%%

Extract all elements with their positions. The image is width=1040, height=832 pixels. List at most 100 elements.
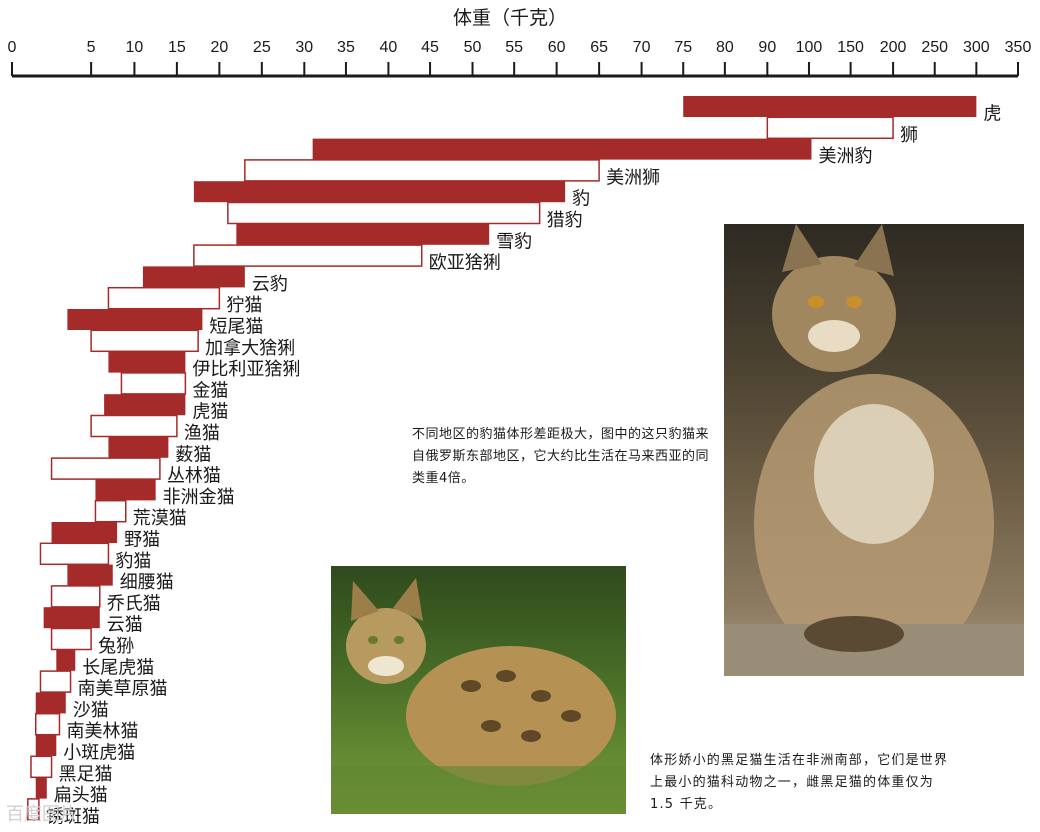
category-label-11: 加拿大猞猁	[205, 337, 295, 359]
bar-19	[94, 499, 127, 523]
bar-6	[236, 223, 490, 245]
bar-5	[227, 201, 541, 225]
bar-13	[120, 372, 187, 395]
category-label-21: 豹猫	[115, 551, 151, 572]
category-label-20: 野猫	[124, 530, 160, 551]
x-axis-title: 体重（千克）	[453, 7, 567, 29]
category-label-22: 细腰猫	[120, 572, 174, 593]
category-label-27: 南美草原猫	[78, 679, 168, 700]
bars-group	[27, 96, 977, 821]
category-label-9: 狞猫	[226, 295, 262, 316]
category-label-12: 伊比利亚猞猁	[192, 359, 300, 380]
category-label-3: 美洲狮	[606, 167, 660, 188]
bar-15	[90, 414, 178, 438]
category-label-33: 锈斑猫	[46, 806, 100, 827]
category-label-16: 薮猫	[175, 444, 211, 465]
black-footed-cat-photo	[331, 566, 626, 814]
category-label-1: 狮	[900, 125, 918, 146]
bar-11	[90, 329, 199, 353]
bar-21	[39, 542, 110, 566]
category-labels-group: 虎狮美洲豹美洲狮豹猎豹雪豹欧亚猞猁云豹狞猫短尾猫加拿大猞猁伊比利亚猞猁金猫虎猫渔…	[46, 104, 1001, 828]
bar-29	[34, 712, 61, 736]
bar-23	[50, 585, 101, 608]
category-label-14: 虎猫	[192, 402, 228, 423]
category-label-23: 乔氏猫	[107, 593, 161, 614]
x-tick-label: 35	[337, 39, 355, 56]
x-tick-label: 200	[880, 39, 907, 56]
category-label-10: 短尾猫	[209, 317, 263, 338]
x-tick-label: 75	[674, 39, 692, 56]
x-tick-label: 25	[253, 39, 271, 56]
x-tick-label: 90	[758, 39, 776, 56]
bar-8	[142, 266, 245, 288]
bar-33	[27, 798, 40, 821]
x-tick-label: 40	[380, 39, 398, 56]
x-tick-label: 150	[837, 39, 864, 56]
category-label-29: 南美林猫	[66, 721, 138, 742]
x-tick-label: 30	[295, 39, 313, 56]
x-tick-label: 15	[168, 39, 186, 56]
bar-2	[312, 138, 812, 160]
category-label-32: 扁头猫	[54, 785, 108, 806]
category-label-26: 长尾虎猫	[82, 657, 154, 678]
category-label-8: 云豹	[252, 274, 288, 295]
category-label-13: 金猫	[192, 380, 228, 401]
bar-4	[193, 181, 566, 203]
category-label-7: 欧亚猞猁	[429, 253, 501, 274]
bar-7	[193, 244, 423, 267]
bar-31	[30, 755, 53, 779]
x-tick-label: 65	[590, 39, 608, 56]
bar-16	[108, 436, 169, 458]
category-label-18: 非洲金猫	[163, 487, 235, 508]
black-footed-cat-caption: 体形娇小的黑足猫生活在非洲南部，它们是世界上最小的猫科动物之一，雌黑足猫的体重仅…	[650, 753, 949, 812]
bar-28	[35, 692, 66, 714]
category-label-28: 沙猫	[73, 700, 109, 721]
x-tick-label: 20	[210, 39, 228, 56]
category-label-5: 猎豹	[547, 210, 583, 231]
category-label-31: 黑足猫	[59, 764, 113, 785]
x-tick-label: 5	[87, 39, 96, 56]
bar-18	[95, 479, 156, 501]
category-label-2: 美洲豹	[818, 146, 872, 167]
bar-12	[108, 351, 186, 373]
category-label-25: 兔狲	[98, 636, 134, 657]
bar-26	[56, 649, 76, 671]
bar-32	[35, 777, 47, 799]
x-tick-label: 45	[421, 39, 439, 56]
bar-17	[50, 457, 161, 480]
bar-25	[50, 627, 92, 651]
bar-30	[35, 735, 57, 756]
category-label-0: 虎	[983, 104, 1001, 125]
bar-1	[766, 116, 894, 140]
bar-24	[43, 607, 100, 629]
x-tick-label: 60	[548, 39, 566, 56]
category-label-17: 丛林猫	[167, 466, 221, 487]
x-tick-label: 300	[963, 39, 990, 56]
x-tick-label: 55	[505, 39, 523, 56]
bar-20	[51, 522, 118, 543]
x-tick-label: 100	[796, 39, 823, 56]
bar-9	[107, 286, 221, 310]
x-tick-label: 10	[126, 39, 144, 56]
x-axis: 0 5 10 15 20 25 30 35 40 45 50 55 60 65 70 75 80 90 100 150…	[8, 39, 1032, 78]
category-label-30: 小斑虎猫	[63, 743, 135, 764]
bar-27	[39, 670, 72, 693]
category-label-24: 云猫	[107, 615, 143, 636]
bar-14	[104, 394, 186, 416]
bar-3	[244, 159, 600, 182]
category-label-15: 渔猫	[184, 423, 220, 444]
leopard-cat-photo	[724, 224, 1024, 676]
x-tick-label: 350	[1005, 39, 1032, 56]
watermark: 百度图片	[6, 804, 78, 825]
x-tick-label: 80	[716, 39, 734, 56]
x-tick-label: 70	[633, 39, 651, 56]
x-tick-label: 0	[8, 39, 17, 56]
bar-10	[67, 309, 203, 330]
bar-0	[683, 96, 977, 117]
category-label-19: 荒漠猫	[133, 508, 187, 529]
leopard-cat-caption: 不同地区的豹猫体形差距极大，图中的这只豹猫来自俄罗斯东部地区，它大约比生活在马来…	[412, 427, 710, 486]
category-label-6: 雪豹	[496, 231, 532, 252]
category-label-4: 豹	[572, 189, 590, 210]
bar-22	[67, 564, 113, 586]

%%

— Requirements —
Copy the entries unchanged, from the line with "337, 295, 359]" up to and including the line with "572, 174, 593]".

— Answer for this exercise —
category-label-11: 加拿大猞猁	[205, 337, 295, 359]
bar-19	[94, 499, 127, 523]
bar-6	[236, 223, 490, 245]
bar-5	[227, 201, 541, 225]
bar-13	[120, 372, 187, 395]
category-label-21: 豹猫	[115, 551, 151, 572]
category-label-20: 野猫	[124, 530, 160, 551]
x-axis-title: 体重（千克）	[453, 7, 567, 29]
category-label-22: 细腰猫	[120, 572, 174, 593]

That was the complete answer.